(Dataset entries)
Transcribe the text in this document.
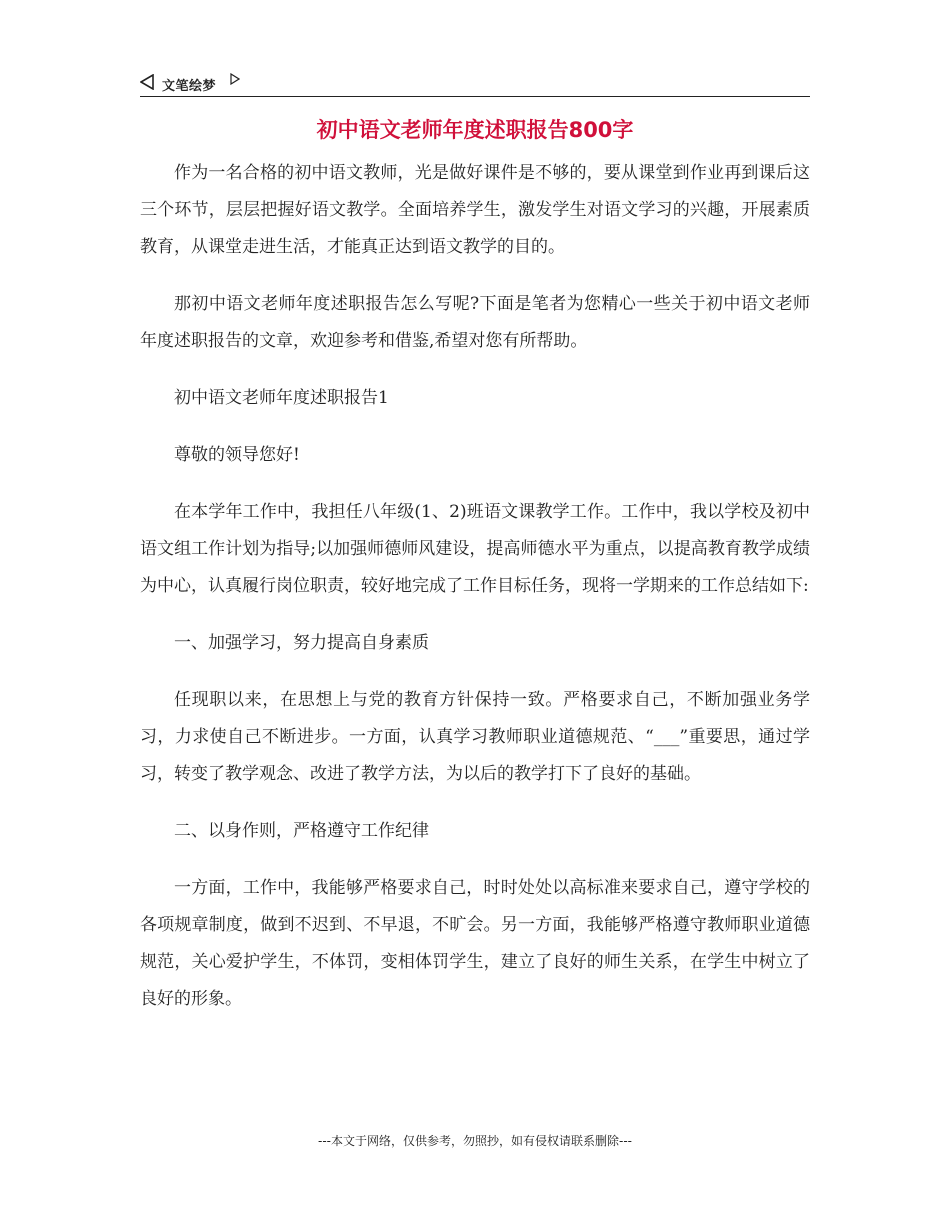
文笔绘梦
初中语文老师年度述职报告800字

作为一名合格的初中语文教师，光是做好课件是不够的，要从课堂到作业再到课后这三个环节，层层把握好语文教学。全面培养学生，激发学生对语文学习的兴趣，开展素质教育，从课堂走进生活，才能真正达到语文教学的目的。

那初中语文老师年度述职报告怎么写呢?下面是笔者为您精心一些关于初中语文老师年度述职报告的文章，欢迎参考和借鉴,希望对您有所帮助。

初中语文老师年度述职报告1

尊敬的领导您好!

在本学年工作中，我担任八年级(1、2)班语文课教学工作。工作中，我以学校及初中语文组工作计划为指导;以加强师德师风建设，提高师德水平为重点，以提高教育教学成绩为中心，认真履行岗位职责，较好地完成了工作目标任务，现将一学期来的工作总结如下:

一、加强学习，努力提高自身素质

任现职以来，在思想上与党的教育方针保持一致。严格要求自己，不断加强业务学习，力求使自己不断进步。一方面，认真学习教师职业道德规范、“___”重要思，通过学习，转变了教学观念、改进了教学方法，为以后的教学打下了良好的基础。

二、以身作则，严格遵守工作纪律

一方面，工作中，我能够严格要求自己，时时处处以高标准来要求自己，遵守学校的各项规章制度，做到不迟到、不早退，不旷会。另一方面，我能够严格遵守教师职业道德规范，关心爱护学生，不体罚，变相体罚学生，建立了良好的师生关系，在学生中树立了良好的形象。

---本文于网络，仅供参考，勿照抄，如有侵权请联系删除---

== What to produce ==
Leave out the pictures and repeat everything else in the records exactly.

== Response to this task ==
Transcribe the text in this document.
文笔绘梦
初中语文老师年度述职报告800字

作为一名合格的初中语文教师，光是做好课件是不够的，要从课堂到作业再到课后这三个环节，层层把握好语文教学。全面培养学生，激发学生对语文学习的兴趣，开展素质教育，从课堂走进生活，才能真正达到语文教学的目的。

那初中语文老师年度述职报告怎么写呢?下面是笔者为您精心一些关于初中语文老师年度述职报告的文章，欢迎参考和借鉴,希望对您有所帮助。

初中语文老师年度述职报告1

尊敬的领导您好!

在本学年工作中，我担任八年级(1、2)班语文课教学工作。工作中，我以学校及初中语文组工作计划为指导;以加强师德师风建设，提高师德水平为重点，以提高教育教学成绩为中心，认真履行岗位职责，较好地完成了工作目标任务，现将一学期来的工作总结如下:

一、加强学习，努力提高自身素质

任现职以来，在思想上与党的教育方针保持一致。严格要求自己，不断加强业务学习，力求使自己不断进步。一方面，认真学习教师职业道德规范、“___”重要思，通过学习，转变了教学观念、改进了教学方法，为以后的教学打下了良好的基础。

二、以身作则，严格遵守工作纪律

一方面，工作中，我能够严格要求自己，时时处处以高标准来要求自己，遵守学校的各项规章制度，做到不迟到、不早退，不旷会。另一方面，我能够严格遵守教师职业道德规范，关心爱护学生，不体罚，变相体罚学生，建立了良好的师生关系，在学生中树立了良好的形象。

---本文于网络，仅供参考，勿照抄，如有侵权请联系删除---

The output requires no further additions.